(Stored data)
══════════════════════════════
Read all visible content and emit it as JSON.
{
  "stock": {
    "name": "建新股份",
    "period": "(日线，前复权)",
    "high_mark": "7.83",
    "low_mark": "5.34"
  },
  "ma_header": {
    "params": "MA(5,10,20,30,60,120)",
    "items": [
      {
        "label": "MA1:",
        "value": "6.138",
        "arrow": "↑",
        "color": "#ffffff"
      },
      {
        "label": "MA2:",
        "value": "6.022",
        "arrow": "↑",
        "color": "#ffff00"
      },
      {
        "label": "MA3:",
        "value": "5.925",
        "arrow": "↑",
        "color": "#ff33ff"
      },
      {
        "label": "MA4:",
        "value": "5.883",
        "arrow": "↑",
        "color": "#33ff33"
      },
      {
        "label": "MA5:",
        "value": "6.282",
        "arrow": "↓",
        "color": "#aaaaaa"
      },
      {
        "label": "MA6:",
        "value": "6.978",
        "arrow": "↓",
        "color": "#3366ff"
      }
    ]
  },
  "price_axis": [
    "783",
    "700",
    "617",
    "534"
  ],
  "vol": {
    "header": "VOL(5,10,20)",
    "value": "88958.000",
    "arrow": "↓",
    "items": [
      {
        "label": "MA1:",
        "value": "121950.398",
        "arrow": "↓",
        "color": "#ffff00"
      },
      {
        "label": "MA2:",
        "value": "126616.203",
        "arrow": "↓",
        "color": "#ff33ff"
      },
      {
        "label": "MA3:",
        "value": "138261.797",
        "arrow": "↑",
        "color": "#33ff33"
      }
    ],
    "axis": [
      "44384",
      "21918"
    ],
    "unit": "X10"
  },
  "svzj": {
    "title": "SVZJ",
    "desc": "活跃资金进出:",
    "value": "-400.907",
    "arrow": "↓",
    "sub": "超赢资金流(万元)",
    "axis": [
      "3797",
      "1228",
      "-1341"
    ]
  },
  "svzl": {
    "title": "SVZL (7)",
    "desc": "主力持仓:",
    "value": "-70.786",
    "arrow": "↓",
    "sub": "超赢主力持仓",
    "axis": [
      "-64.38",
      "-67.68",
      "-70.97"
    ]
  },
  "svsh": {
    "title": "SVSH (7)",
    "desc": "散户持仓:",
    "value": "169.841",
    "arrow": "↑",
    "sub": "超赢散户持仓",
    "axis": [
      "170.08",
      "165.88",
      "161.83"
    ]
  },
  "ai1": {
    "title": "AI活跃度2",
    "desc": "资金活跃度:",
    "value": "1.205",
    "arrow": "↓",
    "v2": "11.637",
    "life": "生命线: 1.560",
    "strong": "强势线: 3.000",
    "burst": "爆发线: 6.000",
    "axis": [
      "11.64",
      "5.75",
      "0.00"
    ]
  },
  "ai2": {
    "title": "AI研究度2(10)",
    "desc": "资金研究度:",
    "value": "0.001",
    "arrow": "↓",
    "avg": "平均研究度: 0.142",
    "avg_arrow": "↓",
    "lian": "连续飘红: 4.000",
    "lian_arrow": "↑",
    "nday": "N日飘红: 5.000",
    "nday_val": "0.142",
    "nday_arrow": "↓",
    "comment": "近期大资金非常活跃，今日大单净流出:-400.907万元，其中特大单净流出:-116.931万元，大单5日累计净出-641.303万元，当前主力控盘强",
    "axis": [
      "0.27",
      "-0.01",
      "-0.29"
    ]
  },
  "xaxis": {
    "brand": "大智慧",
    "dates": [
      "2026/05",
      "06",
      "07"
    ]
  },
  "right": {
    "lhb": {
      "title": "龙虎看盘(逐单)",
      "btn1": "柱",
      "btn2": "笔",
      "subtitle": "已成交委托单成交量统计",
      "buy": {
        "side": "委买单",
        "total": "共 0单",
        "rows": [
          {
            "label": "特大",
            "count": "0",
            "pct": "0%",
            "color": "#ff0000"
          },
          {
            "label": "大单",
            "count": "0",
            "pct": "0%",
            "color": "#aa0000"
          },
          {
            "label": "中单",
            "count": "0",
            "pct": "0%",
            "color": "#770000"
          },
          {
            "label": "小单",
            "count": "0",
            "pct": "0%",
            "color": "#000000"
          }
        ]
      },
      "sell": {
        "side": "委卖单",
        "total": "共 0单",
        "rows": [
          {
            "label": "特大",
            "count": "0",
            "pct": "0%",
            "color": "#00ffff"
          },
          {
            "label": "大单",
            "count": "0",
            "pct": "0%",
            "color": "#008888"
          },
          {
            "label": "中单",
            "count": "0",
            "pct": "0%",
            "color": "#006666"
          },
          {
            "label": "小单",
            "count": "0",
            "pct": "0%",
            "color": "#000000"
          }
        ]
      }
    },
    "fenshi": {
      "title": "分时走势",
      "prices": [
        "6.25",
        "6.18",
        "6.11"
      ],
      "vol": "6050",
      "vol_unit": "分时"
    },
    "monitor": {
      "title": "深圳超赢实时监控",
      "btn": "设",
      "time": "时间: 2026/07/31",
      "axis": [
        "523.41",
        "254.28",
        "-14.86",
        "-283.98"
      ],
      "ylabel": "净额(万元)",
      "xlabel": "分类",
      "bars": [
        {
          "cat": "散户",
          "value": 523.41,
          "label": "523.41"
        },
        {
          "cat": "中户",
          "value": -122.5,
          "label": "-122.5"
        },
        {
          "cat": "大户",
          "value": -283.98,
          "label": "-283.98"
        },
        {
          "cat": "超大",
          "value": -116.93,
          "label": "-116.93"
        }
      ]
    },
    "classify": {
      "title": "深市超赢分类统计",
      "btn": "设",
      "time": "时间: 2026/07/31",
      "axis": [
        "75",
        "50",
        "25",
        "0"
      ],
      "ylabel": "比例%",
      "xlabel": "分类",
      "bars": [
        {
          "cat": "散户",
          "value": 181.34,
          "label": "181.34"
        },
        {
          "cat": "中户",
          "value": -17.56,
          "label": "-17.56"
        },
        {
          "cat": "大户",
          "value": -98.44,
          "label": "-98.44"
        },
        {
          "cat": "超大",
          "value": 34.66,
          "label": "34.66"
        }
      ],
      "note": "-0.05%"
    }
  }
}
══════════════════════════════
:: TO BE DONE ::
Faithfully reproduce all of the records, character for character.

:: RESPONSE BELOW ::
Read all visible content and emit it as JSON.
{
  "stock": {
    "name": "建新股份",
    "period": "(日线，前复权)",
    "high_mark": "7.83",
    "low_mark": "5.34"
  },
  "ma_header": {
    "params": "MA(5,10,20,30,60,120)",
    "items": [
      {
        "label": "MA1:",
        "value": "6.138",
        "arrow": "↑",
        "color": "#ffffff"
      },
      {
        "label": "MA2:",
        "value": "6.022",
        "arrow": "↑",
        "color": "#ffff00"
      },
      {
        "label": "MA3:",
        "value": "5.925",
        "arrow": "↑",
        "color": "#ff33ff"
      },
      {
        "label": "MA4:",
        "value": "5.883",
        "arrow": "↑",
        "color": "#33ff33"
      },
      {
        "label": "MA5:",
        "value": "6.282",
        "arrow": "↓",
        "color": "#aaaaaa"
      },
      {
        "label": "MA6:",
        "value": "6.978",
        "arrow": "↓",
        "color": "#3366ff"
      }
    ]
  },
  "price_axis": [
    "783",
    "700",
    "617",
    "534"
  ],
  "vol": {
    "header": "VOL(5,10,20)",
    "value": "88958.000",
    "arrow": "↓",
    "items": [
      {
        "label": "MA1:",
        "value": "121950.398",
        "arrow": "↓",
        "color": "#ffff00"
      },
      {
        "label": "MA2:",
        "value": "126616.203",
        "arrow": "↓",
        "color": "#ff33ff"
      },
      {
        "label": "MA3:",
        "value": "138261.797",
        "arrow": "↑",
        "color": "#33ff33"
      }
    ],
    "axis": [
      "44384",
      "21918"
    ],
    "unit": "X10"
  },
  "svzj": {
    "title": "SVZJ",
    "desc": "活跃资金进出:",
    "value": "-400.907",
    "arrow": "↓",
    "sub": "超赢资金流(万元)",
    "axis": [
      "3797",
      "1228",
      "-1341"
    ]
  },
  "svzl": {
    "title": "SVZL (7)",
    "desc": "主力持仓:",
    "value": "-70.786",
    "arrow": "↓",
    "sub": "超赢主力持仓",
    "axis": [
      "-64.38",
      "-67.68",
      "-70.97"
    ]
  },
  "svsh": {
    "title": "SVSH (7)",
    "desc": "散户持仓:",
    "value": "169.841",
    "arrow": "↑",
    "sub": "超赢散户持仓",
    "axis": [
      "170.08",
      "165.88",
      "161.83"
    ]
  },
  "ai1": {
    "title": "AI活跃度2",
    "desc": "资金活跃度:",
    "value": "1.205",
    "arrow": "↓",
    "v2": "11.637",
    "life": "生命线: 1.560",
    "strong": "强势线: 3.000",
    "burst": "爆发线: 6.000",
    "axis": [
      "11.64",
      "5.75",
      "0.00"
    ]
  },
  "ai2": {
    "title": "AI研究度2(10)",
    "desc": "资金研究度:",
    "value": "0.001",
    "arrow": "↓",
    "avg": "平均研究度: 0.142",
    "avg_arrow": "↓",
    "lian": "连续飘红: 4.000",
    "lian_arrow": "↑",
    "nday": "N日飘红: 5.000",
    "nday_val": "0.142",
    "nday_arrow": "↓",
    "comment": "近期大资金非常活跃，今日大单净流出:-400.907万元，其中特大单净流出:-116.931万元，大单5日累计净出-641.303万元，当前主力控盘强",
    "axis": [
      "0.27",
      "-0.01",
      "-0.29"
    ]
  },
  "xaxis": {
    "brand": "大智慧",
    "dates": [
      "2026/05",
      "06",
      "07"
    ]
  },
  "right": {
    "lhb": {
      "title": "龙虎看盘(逐单)",
      "btn1": "柱",
      "btn2": "笔",
      "subtitle": "已成交委托单成交量统计",
      "buy": {
        "side": "委买单",
        "total": "共 0单",
        "rows": [
          {
            "label": "特大",
            "count": "0",
            "pct": "0%",
            "color": "#ff0000"
          },
          {
            "label": "大单",
            "count": "0",
            "pct": "0%",
            "color": "#aa0000"
          },
          {
            "label": "中单",
            "count": "0",
            "pct": "0%",
            "color": "#770000"
          },
          {
            "label": "小单",
            "count": "0",
            "pct": "0%",
            "color": "#000000"
          }
        ]
      },
      "sell": {
        "side": "委卖单",
        "total": "共 0单",
        "rows": [
          {
            "label": "特大",
            "count": "0",
            "pct": "0%",
            "color": "#00ffff"
          },
          {
            "label": "大单",
            "count": "0",
            "pct": "0%",
            "color": "#008888"
          },
          {
            "label": "中单",
            "count": "0",
            "pct": "0%",
            "color": "#006666"
          },
          {
            "label": "小单",
            "count": "0",
            "pct": "0%",
            "color": "#000000"
          }
        ]
      }
    },
    "fenshi": {
      "title": "分时走势",
      "prices": [
        "6.25",
        "6.18",
        "6.11"
      ],
      "vol": "6050",
      "vol_unit": "分时"
    },
    "monitor": {
      "title": "深圳超赢实时监控",
      "btn": "设",
      "time": "时间: 2026/07/31",
      "axis": [
        "523.41",
        "254.28",
        "-14.86",
        "-283.98"
      ],
      "ylabel": "净额(万元)",
      "xlabel": "分类",
      "bars": [
        {
          "cat": "散户",
          "value": 523.41,
          "label": "523.41"
        },
        {
          "cat": "中户",
          "value": -122.5,
          "label": "-122.5"
        },
        {
          "cat": "大户",
          "value": -283.98,
          "label": "-283.98"
        },
        {
          "cat": "超大",
          "value": -116.93,
          "label": "-116.93"
        }
      ]
    },
    "classify": {
      "title": "深市超赢分类统计",
      "btn": "设",
      "time": "时间: 2026/07/31",
      "axis": [
        "75",
        "50",
        "25",
        "0"
      ],
      "ylabel": "比例%",
      "xlabel": "分类",
      "bars": [
        {
          "cat": "散户",
          "value": 181.34,
          "label": "181.34"
        },
        {
          "cat": "中户",
          "value": -17.56,
          "label": "-17.56"
        },
        {
          "cat": "大户",
          "value": -98.44,
          "label": "-98.44"
        },
        {
          "cat": "超大",
          "value": 34.66,
          "label": "34.66"
        }
      ],
      "note": "-0.05%"
    }
  }
}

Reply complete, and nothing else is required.